[Lines of data]
▶

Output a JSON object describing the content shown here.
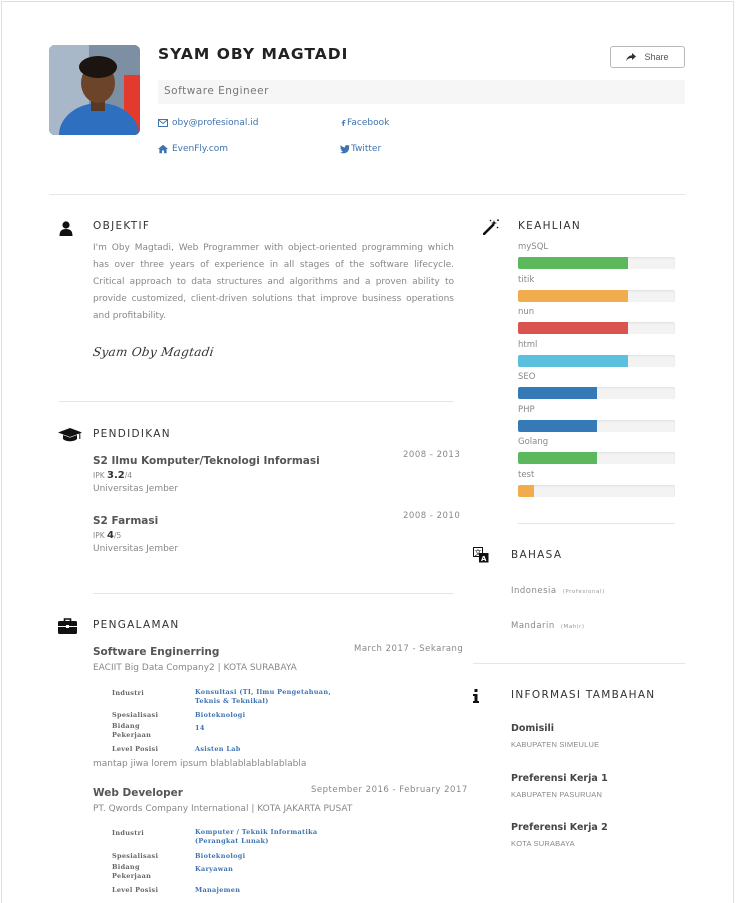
{
  "profile": {
    "name": "SYAM OBY MAGTADI",
    "title": "Software Engineer",
    "share_label": "Share",
    "email": "oby@profesional.id",
    "website": "EvenFly.com",
    "facebook": "Facebook",
    "twitter": "Twitter"
  },
  "objective": {
    "heading": "OBJEKTIF",
    "text": "I'm Oby Magtadi, Web Programmer with object-oriented programming which has over three years of experience in all stages of the software lifecycle. Critical approach to data structures and algorithms and a proven ability to provide customized, client-driven solutions that improve business operations and profitability.",
    "signature": "Syam Oby Magtadi"
  },
  "education": {
    "heading": "PENDIDIKAN",
    "items": [
      {
        "degree": "S2 Ilmu Komputer/Teknologi Informasi",
        "years": "2008 - 2013",
        "ipk_label": "IPK",
        "ipk": "3.2",
        "ipk_max": "/4",
        "school": "Universitas Jember"
      },
      {
        "degree": "S2 Farmasi",
        "years": "2008 - 2010",
        "ipk_label": "IPK",
        "ipk": "4",
        "ipk_max": "/5",
        "school": "Universitas Jember"
      }
    ]
  },
  "experience": {
    "heading": "PENGALAMAN",
    "items": [
      {
        "role": "Software Enginerring",
        "period": "March 2017 - Sekarang",
        "company": "EACIIT Big Data Company2 | KOTA SURABAYA",
        "details": [
          {
            "label": "Industri",
            "value": "Konsultasi (TI, Ilmu Pengetahuan, Teknis & Teknikal)"
          },
          {
            "label": "Spesialisasi",
            "value": "Bioteknologi"
          },
          {
            "label": "Bidang Pekerjaan",
            "value": "14"
          },
          {
            "label": "Level Posisi",
            "value": "Asisten Lab"
          }
        ],
        "description": "mantap jiwa lorem ipsum blablablablablablabla"
      },
      {
        "role": "Web Developer",
        "period": "September 2016 - February 2017",
        "company": "PT. Qwords Company International | KOTA JAKARTA PUSAT",
        "details": [
          {
            "label": "Industri",
            "value": "Komputer / Teknik Informatika (Perangkat Lunak)"
          },
          {
            "label": "Spesialisasi",
            "value": "Bioteknologi"
          },
          {
            "label": "Bidang Pekerjaan",
            "value": "Karyawan"
          },
          {
            "label": "Level Posisi",
            "value": "Manajemen"
          }
        ]
      }
    ]
  },
  "skills": {
    "heading": "KEAHLIAN",
    "items": [
      {
        "name": "mySQL",
        "level": 0.7,
        "color": "#5cb85c"
      },
      {
        "name": "titik",
        "level": 0.7,
        "color": "#f0ad4e"
      },
      {
        "name": "nun",
        "level": 0.7,
        "color": "#d9534f"
      },
      {
        "name": "html",
        "level": 0.7,
        "color": "#5bc0de"
      },
      {
        "name": "SEO",
        "level": 0.5,
        "color": "#337ab7"
      },
      {
        "name": "PHP",
        "level": 0.5,
        "color": "#337ab7"
      },
      {
        "name": "Golang",
        "level": 0.5,
        "color": "#5cb85c"
      },
      {
        "name": "test",
        "level": 0.1,
        "color": "#f0ad4e"
      }
    ]
  },
  "languages": {
    "heading": "BAHASA",
    "items": [
      {
        "name": "Indonesia",
        "level": "(Profesional)"
      },
      {
        "name": "Mandarin",
        "level": "(Mahir)"
      }
    ]
  },
  "additional": {
    "heading": "INFORMASI TAMBAHAN",
    "items": [
      {
        "title": "Domisili",
        "value": "KABUPATEN SIMEULUE"
      },
      {
        "title": "Preferensi Kerja 1",
        "value": "KABUPATEN PASURUAN"
      },
      {
        "title": "Preferensi Kerja 2",
        "value": "KOTA SURABAYA"
      }
    ]
  },
  "icons": {
    "objective": "user-icon",
    "education": "graduation-cap-icon",
    "experience": "briefcase-icon",
    "skills": "magic-wand-icon",
    "languages": "translate-icon",
    "additional": "info-icon",
    "email": "envelope-icon",
    "website": "home-icon",
    "facebook": "facebook-icon",
    "twitter": "twitter-icon",
    "share": "share-icon"
  }
}
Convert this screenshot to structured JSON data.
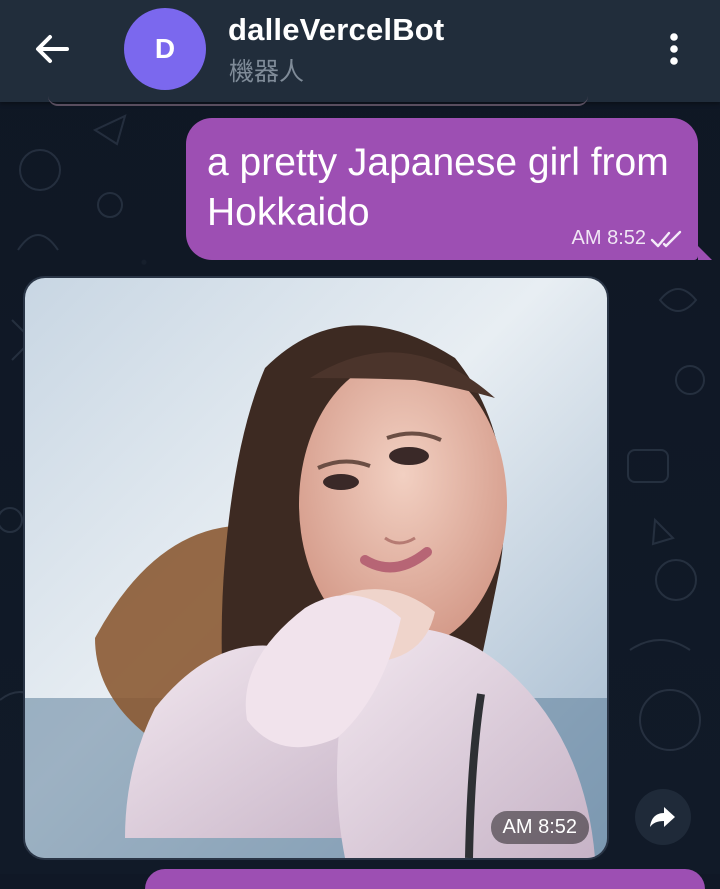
{
  "header": {
    "title": "dalleVercelBot",
    "subtitle": "機器人",
    "avatar_letter": "D",
    "back_icon": "arrow-left-icon",
    "more_icon": "more-vertical-icon"
  },
  "messages": [
    {
      "type": "outgoing-text",
      "text": "a pretty Japanese girl from Hokkaido",
      "time": "AM 8:52",
      "status_icon": "double-check-icon"
    },
    {
      "type": "incoming-photo",
      "time": "AM 8:52",
      "share_icon": "forward-share-icon"
    }
  ],
  "colors": {
    "header_bg": "#212d3b",
    "chat_bg": "#101826",
    "outgoing_bubble": "#9d4fb3",
    "avatar": "#7b68ee"
  }
}
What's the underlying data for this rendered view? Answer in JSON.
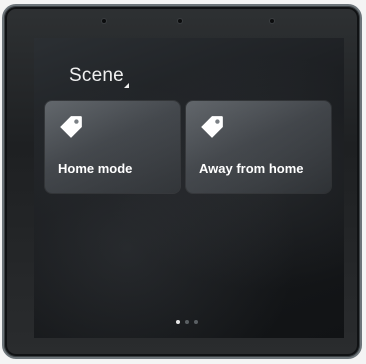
{
  "screen": {
    "title": "Scene"
  },
  "scenes": [
    {
      "label": "Home mode",
      "icon": "tag-icon"
    },
    {
      "label": "Away from home",
      "icon": "tag-icon"
    }
  ],
  "pager": {
    "pages": 3,
    "current": 1
  }
}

◀

*EXERCISE DETAILS*. Every line from the one with "What's the underlying" through the last line of the material gets printed exactly, and nothing more. Omit the pictures.

*RESULT OF THIS TASK*.
What's the underlying data for this rendered view? Answer in JSON.
{
  "screen": {
    "title": "Scene"
  },
  "scenes": [
    {
      "label": "Home mode",
      "icon": "tag-icon"
    },
    {
      "label": "Away from home",
      "icon": "tag-icon"
    }
  ],
  "pager": {
    "pages": 3,
    "current": 1
  }
}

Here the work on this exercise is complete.